THE EXERCISE
Restate the listing that follows word for word, without its pictures.

RECORDS SUPPLIED
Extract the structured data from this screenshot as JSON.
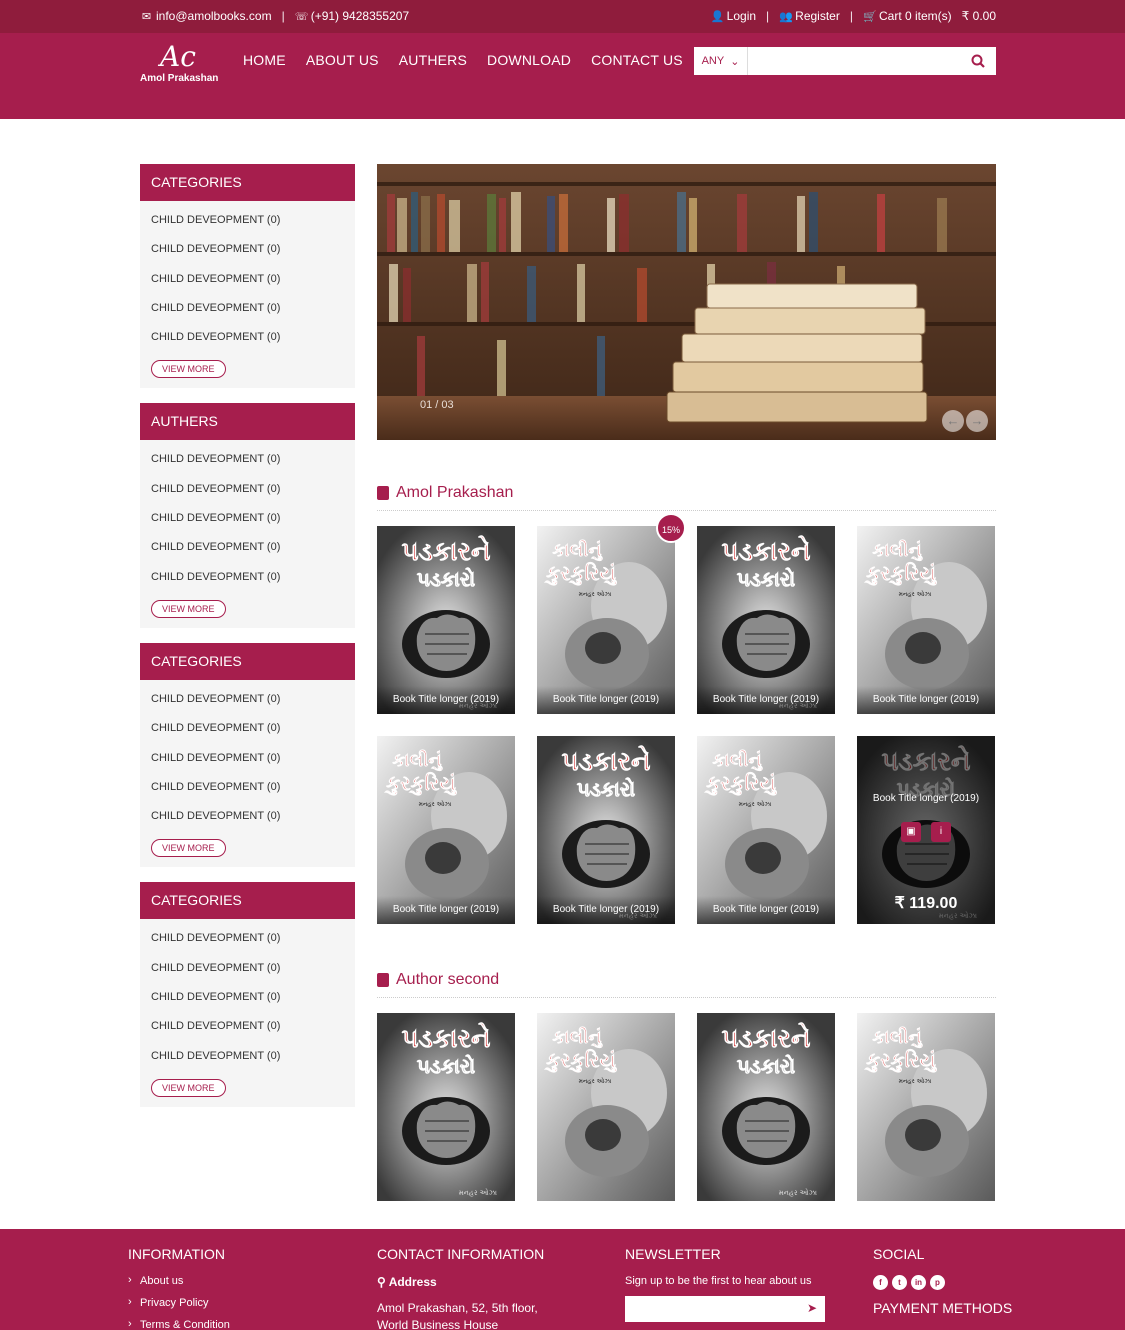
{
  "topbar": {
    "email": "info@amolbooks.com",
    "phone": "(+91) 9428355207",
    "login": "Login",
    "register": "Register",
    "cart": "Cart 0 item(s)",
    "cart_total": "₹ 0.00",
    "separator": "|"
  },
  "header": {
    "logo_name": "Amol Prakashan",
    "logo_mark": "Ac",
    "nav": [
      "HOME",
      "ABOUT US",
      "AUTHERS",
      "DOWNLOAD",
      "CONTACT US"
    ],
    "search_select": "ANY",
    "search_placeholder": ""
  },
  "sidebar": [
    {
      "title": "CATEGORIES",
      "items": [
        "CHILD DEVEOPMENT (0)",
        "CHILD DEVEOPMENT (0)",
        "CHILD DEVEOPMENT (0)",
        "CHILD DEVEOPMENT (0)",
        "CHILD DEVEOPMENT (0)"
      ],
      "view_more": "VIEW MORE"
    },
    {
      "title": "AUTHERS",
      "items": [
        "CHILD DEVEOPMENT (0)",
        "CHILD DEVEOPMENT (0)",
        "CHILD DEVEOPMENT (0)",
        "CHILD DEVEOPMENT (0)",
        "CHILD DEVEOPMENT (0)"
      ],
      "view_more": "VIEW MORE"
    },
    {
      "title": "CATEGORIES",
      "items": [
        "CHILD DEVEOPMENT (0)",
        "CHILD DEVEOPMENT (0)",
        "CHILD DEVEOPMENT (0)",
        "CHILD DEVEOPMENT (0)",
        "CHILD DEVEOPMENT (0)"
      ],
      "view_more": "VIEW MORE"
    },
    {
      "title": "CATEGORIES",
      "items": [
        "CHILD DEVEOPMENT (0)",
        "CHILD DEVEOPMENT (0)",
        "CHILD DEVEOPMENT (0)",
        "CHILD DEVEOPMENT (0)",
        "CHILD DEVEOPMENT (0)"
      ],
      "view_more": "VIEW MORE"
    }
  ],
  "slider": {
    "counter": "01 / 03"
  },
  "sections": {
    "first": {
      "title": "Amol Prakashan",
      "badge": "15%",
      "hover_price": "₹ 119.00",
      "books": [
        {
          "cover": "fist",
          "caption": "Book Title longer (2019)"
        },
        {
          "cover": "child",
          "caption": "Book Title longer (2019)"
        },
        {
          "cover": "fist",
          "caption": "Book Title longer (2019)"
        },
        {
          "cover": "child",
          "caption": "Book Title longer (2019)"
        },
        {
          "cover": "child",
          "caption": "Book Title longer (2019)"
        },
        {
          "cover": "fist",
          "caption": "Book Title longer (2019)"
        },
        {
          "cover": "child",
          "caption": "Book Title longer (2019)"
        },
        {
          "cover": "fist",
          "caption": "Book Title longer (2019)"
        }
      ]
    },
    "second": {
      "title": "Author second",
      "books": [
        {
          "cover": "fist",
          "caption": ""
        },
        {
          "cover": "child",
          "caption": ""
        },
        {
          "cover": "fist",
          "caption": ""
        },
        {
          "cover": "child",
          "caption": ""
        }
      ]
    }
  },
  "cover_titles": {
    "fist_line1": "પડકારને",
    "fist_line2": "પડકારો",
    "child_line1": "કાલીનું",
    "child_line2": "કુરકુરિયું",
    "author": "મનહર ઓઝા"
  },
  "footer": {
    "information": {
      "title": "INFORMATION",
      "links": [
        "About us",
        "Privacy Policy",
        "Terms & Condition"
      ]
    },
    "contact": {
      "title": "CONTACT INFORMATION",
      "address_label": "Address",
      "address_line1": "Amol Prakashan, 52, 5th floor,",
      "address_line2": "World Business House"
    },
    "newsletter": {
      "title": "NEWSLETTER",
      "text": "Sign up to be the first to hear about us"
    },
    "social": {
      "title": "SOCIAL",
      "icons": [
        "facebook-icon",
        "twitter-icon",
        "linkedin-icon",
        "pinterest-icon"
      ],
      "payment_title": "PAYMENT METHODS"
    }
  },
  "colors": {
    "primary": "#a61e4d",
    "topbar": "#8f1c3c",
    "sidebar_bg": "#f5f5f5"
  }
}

ANSWER TO THIS EXERCISE
Extract the structured data from this screenshot as JSON.
{
  "topbar": {
    "email": "info@amolbooks.com",
    "phone": "(+91) 9428355207",
    "login": "Login",
    "register": "Register",
    "cart": "Cart 0 item(s)",
    "cart_total": "₹ 0.00",
    "separator": "|"
  },
  "header": {
    "logo_name": "Amol Prakashan",
    "logo_mark": "Ac",
    "nav": [
      "HOME",
      "ABOUT US",
      "AUTHERS",
      "DOWNLOAD",
      "CONTACT US"
    ],
    "search_select": "ANY",
    "search_placeholder": ""
  },
  "sidebar": [
    {
      "title": "CATEGORIES",
      "items": [
        "CHILD DEVEOPMENT (0)",
        "CHILD DEVEOPMENT (0)",
        "CHILD DEVEOPMENT (0)",
        "CHILD DEVEOPMENT (0)",
        "CHILD DEVEOPMENT (0)"
      ],
      "view_more": "VIEW MORE"
    },
    {
      "title": "AUTHERS",
      "items": [
        "CHILD DEVEOPMENT (0)",
        "CHILD DEVEOPMENT (0)",
        "CHILD DEVEOPMENT (0)",
        "CHILD DEVEOPMENT (0)",
        "CHILD DEVEOPMENT (0)"
      ],
      "view_more": "VIEW MORE"
    },
    {
      "title": "CATEGORIES",
      "items": [
        "CHILD DEVEOPMENT (0)",
        "CHILD DEVEOPMENT (0)",
        "CHILD DEVEOPMENT (0)",
        "CHILD DEVEOPMENT (0)",
        "CHILD DEVEOPMENT (0)"
      ],
      "view_more": "VIEW MORE"
    },
    {
      "title": "CATEGORIES",
      "items": [
        "CHILD DEVEOPMENT (0)",
        "CHILD DEVEOPMENT (0)",
        "CHILD DEVEOPMENT (0)",
        "CHILD DEVEOPMENT (0)",
        "CHILD DEVEOPMENT (0)"
      ],
      "view_more": "VIEW MORE"
    }
  ],
  "slider": {
    "counter": "01 / 03"
  },
  "sections": {
    "first": {
      "title": "Amol Prakashan",
      "badge": "15%",
      "hover_price": "₹ 119.00",
      "books": [
        {
          "cover": "fist",
          "caption": "Book Title longer (2019)"
        },
        {
          "cover": "child",
          "caption": "Book Title longer (2019)"
        },
        {
          "cover": "fist",
          "caption": "Book Title longer (2019)"
        },
        {
          "cover": "child",
          "caption": "Book Title longer (2019)"
        },
        {
          "cover": "child",
          "caption": "Book Title longer (2019)"
        },
        {
          "cover": "fist",
          "caption": "Book Title longer (2019)"
        },
        {
          "cover": "child",
          "caption": "Book Title longer (2019)"
        },
        {
          "cover": "fist",
          "caption": "Book Title longer (2019)"
        }
      ]
    },
    "second": {
      "title": "Author second",
      "books": [
        {
          "cover": "fist",
          "caption": ""
        },
        {
          "cover": "child",
          "caption": ""
        },
        {
          "cover": "fist",
          "caption": ""
        },
        {
          "cover": "child",
          "caption": ""
        }
      ]
    }
  },
  "cover_titles": {
    "fist_line1": "પડકારને",
    "fist_line2": "પડકારો",
    "child_line1": "કાલીનું",
    "child_line2": "કુરકુરિયું",
    "author": "મનહર ઓઝા"
  },
  "footer": {
    "information": {
      "title": "INFORMATION",
      "links": [
        "About us",
        "Privacy Policy",
        "Terms & Condition"
      ]
    },
    "contact": {
      "title": "CONTACT INFORMATION",
      "address_label": "Address",
      "address_line1": "Amol Prakashan, 52, 5th floor,",
      "address_line2": "World Business House"
    },
    "newsletter": {
      "title": "NEWSLETTER",
      "text": "Sign up to be the first to hear about us"
    },
    "social": {
      "title": "SOCIAL",
      "icons": [
        "facebook-icon",
        "twitter-icon",
        "linkedin-icon",
        "pinterest-icon"
      ],
      "payment_title": "PAYMENT METHODS"
    }
  },
  "colors": {
    "primary": "#a61e4d",
    "topbar": "#8f1c3c",
    "sidebar_bg": "#f5f5f5"
  }
}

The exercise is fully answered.